» Provided passage:
===
Domanda

I'm trying to create a table that looks like this, using the python-docx module.

Example of the table I want to create

Working from the example code for creating a table in example-makedocument.py and reading through the code in docx.py, I thought something similar to this would work:

tbl_rows = [ ['A1'], 
       ['B1', 'B2' ],
       ['C1', 'C2' ] ]
tbl_colw = [ [100],
       [25, 75],
       [25, 75] ]
tbl_cwunit = 'pct'

body.append(table(tbl_rows, colw=tbl_colw, cwunit=tbl_cwunit))

however this corrupts the docx document, and when Word recovers the document the table is shown as this:

Actual table created

How can I get a row to properly span multiple columns using python-docx?

È stato utile?
===
» Information:
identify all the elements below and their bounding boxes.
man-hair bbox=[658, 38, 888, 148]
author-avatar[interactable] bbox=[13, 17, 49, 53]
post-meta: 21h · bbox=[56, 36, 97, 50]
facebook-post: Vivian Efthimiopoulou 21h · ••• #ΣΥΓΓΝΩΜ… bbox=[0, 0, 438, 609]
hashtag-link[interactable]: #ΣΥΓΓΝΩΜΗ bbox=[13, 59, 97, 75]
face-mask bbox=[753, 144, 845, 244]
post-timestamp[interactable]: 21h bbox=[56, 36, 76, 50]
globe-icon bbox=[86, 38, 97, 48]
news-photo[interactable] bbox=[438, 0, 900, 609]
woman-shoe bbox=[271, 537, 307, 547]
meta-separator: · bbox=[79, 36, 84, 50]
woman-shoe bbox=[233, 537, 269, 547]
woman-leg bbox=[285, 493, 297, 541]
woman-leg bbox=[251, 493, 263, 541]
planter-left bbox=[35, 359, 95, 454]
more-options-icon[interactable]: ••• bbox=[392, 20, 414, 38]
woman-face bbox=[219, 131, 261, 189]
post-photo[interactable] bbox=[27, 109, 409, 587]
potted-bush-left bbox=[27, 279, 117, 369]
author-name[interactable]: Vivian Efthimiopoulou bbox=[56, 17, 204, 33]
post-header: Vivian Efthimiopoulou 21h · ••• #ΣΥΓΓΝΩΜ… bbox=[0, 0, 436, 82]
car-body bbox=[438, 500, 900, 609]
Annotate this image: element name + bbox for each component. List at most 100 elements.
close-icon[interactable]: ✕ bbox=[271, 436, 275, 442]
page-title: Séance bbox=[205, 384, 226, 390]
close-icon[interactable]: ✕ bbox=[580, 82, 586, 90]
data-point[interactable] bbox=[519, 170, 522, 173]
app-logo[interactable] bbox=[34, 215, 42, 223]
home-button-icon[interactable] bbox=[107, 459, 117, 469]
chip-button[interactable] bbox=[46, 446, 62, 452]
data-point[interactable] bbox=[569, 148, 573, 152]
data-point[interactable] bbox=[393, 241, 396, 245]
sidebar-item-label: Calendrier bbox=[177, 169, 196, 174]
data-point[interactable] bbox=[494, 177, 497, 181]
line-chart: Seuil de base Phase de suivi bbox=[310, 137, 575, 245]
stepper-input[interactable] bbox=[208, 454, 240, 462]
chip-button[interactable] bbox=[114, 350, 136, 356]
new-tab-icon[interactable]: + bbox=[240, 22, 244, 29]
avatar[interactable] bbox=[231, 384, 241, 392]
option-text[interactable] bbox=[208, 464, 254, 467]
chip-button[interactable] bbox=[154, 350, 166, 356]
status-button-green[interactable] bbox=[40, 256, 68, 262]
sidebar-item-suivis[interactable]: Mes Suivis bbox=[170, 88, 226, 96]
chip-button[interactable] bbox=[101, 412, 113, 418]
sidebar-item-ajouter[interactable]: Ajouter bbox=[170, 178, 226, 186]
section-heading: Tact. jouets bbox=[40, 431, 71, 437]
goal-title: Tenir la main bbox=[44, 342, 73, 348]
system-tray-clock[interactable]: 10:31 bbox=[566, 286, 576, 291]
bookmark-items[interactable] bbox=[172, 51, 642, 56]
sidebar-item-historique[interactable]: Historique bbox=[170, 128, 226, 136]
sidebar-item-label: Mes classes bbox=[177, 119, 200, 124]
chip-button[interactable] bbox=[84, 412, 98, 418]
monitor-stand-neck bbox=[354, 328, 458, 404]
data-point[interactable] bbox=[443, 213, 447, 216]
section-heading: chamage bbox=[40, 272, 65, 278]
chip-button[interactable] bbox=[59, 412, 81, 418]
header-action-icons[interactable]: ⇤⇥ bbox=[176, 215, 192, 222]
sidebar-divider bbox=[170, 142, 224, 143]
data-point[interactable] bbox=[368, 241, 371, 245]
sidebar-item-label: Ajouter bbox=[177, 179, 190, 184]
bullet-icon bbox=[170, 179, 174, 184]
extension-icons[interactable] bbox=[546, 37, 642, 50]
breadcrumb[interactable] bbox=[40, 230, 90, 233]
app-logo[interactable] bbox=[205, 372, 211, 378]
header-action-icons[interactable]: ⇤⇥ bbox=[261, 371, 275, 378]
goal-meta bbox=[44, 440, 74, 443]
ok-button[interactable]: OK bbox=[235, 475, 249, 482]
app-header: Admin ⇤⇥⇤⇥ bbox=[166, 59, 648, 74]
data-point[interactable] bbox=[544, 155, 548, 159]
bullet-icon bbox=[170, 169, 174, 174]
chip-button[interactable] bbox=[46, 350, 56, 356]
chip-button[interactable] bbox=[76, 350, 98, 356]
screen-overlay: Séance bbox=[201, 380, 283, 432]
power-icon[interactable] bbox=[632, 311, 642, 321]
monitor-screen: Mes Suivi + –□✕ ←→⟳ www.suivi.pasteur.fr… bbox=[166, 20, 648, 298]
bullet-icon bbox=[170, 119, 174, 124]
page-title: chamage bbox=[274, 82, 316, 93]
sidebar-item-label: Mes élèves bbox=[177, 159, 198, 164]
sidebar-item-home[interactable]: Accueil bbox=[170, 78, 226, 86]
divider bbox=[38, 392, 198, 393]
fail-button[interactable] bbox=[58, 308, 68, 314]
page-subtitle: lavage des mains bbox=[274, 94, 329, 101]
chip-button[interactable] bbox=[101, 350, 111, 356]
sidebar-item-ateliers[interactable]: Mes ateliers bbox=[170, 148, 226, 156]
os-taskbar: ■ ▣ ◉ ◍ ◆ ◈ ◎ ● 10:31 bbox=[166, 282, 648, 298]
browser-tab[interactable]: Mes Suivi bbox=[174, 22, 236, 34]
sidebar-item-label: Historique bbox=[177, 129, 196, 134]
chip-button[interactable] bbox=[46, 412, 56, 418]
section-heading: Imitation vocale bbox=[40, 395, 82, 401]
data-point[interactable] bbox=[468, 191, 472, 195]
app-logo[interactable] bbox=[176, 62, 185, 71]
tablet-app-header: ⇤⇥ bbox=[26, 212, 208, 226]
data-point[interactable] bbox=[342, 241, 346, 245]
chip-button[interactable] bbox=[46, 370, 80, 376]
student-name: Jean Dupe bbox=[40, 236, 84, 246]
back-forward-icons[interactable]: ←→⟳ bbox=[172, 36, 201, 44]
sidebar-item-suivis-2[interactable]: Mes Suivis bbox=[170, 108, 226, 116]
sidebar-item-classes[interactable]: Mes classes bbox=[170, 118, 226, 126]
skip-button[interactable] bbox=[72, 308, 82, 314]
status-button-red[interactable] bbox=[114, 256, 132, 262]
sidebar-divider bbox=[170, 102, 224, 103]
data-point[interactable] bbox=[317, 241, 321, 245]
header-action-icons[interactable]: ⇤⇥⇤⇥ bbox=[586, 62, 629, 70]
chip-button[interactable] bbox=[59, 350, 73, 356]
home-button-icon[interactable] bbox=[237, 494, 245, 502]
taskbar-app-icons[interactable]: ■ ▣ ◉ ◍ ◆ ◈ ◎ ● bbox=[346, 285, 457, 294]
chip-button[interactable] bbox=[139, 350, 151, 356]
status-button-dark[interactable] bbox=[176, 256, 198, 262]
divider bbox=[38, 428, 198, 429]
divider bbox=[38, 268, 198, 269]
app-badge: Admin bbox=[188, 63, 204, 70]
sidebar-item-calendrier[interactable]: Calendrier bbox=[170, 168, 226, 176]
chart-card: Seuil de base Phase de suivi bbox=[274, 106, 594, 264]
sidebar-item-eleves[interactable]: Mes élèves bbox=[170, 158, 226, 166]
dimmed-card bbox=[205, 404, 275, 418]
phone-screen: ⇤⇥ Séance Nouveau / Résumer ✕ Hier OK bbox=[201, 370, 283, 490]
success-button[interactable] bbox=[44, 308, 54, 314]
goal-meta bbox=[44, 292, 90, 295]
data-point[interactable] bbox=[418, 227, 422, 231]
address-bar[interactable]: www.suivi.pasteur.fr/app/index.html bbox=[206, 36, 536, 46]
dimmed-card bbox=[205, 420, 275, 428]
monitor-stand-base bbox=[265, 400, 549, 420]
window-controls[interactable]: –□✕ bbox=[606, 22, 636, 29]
===
Write the next part of the python-docx table-spanning question, picking up where it stops.

Soluzione

I added a merge_cells() function to the row class of python-docx, that can merge any cells on a single row. I'm hoping it will get included in python-docx. In the meantime, you can grab it from my github "merge_cells_feature" python-docx branch.

I'm copying the example I wrote on the pull request here for reference:

from docx import Document

doc = Document()
table = doc.add_table(6,6)
header_row = table.rows[0]
header_row.merge_cells()

# args can also be passed to merge_cells(mergeStart, mergeStop) in order to 
# implement any kind of merge on the same row, such as:
table.rows[1].merge_cells(0,3)  # This will merge the cells indexed from 0 to 2.